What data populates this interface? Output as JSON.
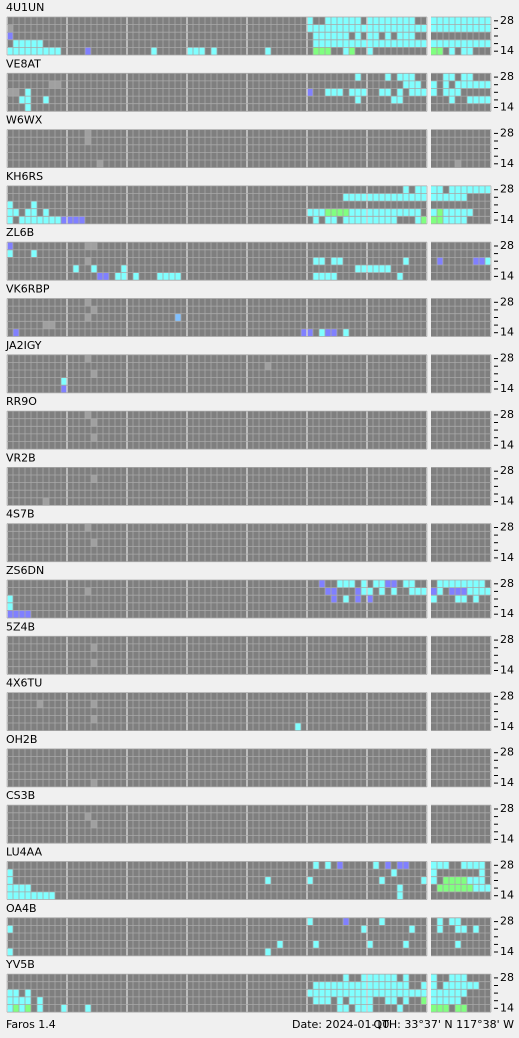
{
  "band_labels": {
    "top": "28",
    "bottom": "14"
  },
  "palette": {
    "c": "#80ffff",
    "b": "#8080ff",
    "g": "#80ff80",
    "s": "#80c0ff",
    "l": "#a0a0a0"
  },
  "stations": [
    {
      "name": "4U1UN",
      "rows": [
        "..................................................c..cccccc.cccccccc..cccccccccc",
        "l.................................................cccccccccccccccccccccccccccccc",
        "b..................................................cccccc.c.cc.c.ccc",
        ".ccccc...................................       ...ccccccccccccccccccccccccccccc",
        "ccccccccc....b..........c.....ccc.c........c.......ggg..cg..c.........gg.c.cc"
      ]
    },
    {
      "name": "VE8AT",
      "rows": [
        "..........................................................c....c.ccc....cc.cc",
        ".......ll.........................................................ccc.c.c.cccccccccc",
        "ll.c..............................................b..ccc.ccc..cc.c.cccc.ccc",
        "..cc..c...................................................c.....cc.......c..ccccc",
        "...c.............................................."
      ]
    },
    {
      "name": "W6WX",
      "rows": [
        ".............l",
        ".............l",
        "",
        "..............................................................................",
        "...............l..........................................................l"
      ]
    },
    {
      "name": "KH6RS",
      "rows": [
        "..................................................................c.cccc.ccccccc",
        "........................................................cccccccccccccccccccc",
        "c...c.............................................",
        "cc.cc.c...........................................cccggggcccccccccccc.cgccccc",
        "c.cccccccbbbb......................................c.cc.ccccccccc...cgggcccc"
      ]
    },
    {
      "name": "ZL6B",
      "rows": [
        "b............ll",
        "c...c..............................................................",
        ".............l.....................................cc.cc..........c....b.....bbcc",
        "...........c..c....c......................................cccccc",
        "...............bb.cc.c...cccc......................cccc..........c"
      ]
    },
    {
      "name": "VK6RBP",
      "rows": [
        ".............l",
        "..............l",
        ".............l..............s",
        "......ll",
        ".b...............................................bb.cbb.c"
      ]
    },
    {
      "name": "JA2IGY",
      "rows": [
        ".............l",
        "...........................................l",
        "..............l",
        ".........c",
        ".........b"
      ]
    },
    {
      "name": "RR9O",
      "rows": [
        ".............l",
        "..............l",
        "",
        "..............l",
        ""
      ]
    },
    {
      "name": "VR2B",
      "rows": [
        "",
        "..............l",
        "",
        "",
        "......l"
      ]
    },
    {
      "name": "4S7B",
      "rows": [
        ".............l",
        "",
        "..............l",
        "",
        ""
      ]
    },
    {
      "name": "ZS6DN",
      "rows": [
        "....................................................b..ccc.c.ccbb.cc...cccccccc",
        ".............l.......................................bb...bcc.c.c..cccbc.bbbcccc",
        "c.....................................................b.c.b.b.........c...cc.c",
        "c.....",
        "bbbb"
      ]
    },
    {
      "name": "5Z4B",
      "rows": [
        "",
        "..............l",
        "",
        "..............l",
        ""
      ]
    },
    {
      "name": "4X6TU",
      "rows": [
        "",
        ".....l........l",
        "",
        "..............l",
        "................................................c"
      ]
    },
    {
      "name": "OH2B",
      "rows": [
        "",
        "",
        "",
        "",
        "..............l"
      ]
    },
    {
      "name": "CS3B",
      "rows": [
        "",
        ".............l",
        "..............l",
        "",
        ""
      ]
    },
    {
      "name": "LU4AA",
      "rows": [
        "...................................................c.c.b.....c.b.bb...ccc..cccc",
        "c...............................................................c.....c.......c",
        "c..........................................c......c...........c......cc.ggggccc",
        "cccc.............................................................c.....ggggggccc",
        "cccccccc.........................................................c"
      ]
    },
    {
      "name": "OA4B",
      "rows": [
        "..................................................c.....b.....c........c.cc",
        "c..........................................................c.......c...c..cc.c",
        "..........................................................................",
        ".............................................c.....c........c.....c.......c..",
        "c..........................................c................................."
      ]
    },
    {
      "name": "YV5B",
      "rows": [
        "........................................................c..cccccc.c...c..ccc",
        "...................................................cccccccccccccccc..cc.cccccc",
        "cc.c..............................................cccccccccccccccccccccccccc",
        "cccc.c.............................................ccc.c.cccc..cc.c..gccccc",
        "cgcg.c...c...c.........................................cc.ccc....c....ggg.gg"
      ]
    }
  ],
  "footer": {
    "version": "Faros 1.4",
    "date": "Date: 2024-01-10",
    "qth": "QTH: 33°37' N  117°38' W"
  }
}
+ + +
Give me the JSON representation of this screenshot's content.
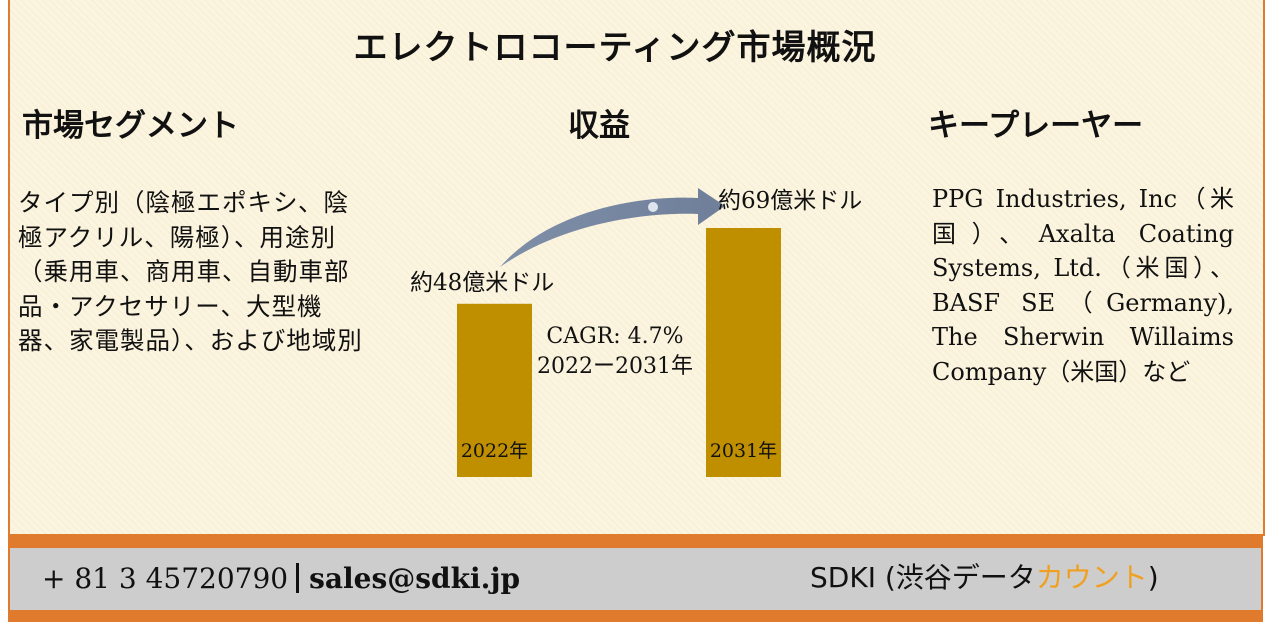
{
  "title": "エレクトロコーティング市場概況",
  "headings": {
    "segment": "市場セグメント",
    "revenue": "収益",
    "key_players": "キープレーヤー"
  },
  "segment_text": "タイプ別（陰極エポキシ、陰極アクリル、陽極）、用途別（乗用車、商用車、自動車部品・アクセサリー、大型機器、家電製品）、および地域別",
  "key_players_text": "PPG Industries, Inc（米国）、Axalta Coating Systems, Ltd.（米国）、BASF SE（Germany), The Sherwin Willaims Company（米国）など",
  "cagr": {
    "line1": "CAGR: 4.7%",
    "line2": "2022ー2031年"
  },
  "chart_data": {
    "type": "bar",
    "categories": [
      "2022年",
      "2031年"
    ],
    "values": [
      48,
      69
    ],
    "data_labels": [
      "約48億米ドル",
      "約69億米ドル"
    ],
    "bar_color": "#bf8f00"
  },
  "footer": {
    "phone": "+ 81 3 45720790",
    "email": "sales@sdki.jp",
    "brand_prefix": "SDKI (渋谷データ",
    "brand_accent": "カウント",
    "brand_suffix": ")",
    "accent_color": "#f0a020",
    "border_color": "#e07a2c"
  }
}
+ + +
■ JOB ■
Each line containing the word "JSON" counts once; say how many such lines there are, giving only the number.

■ TASK ANSWER ■
2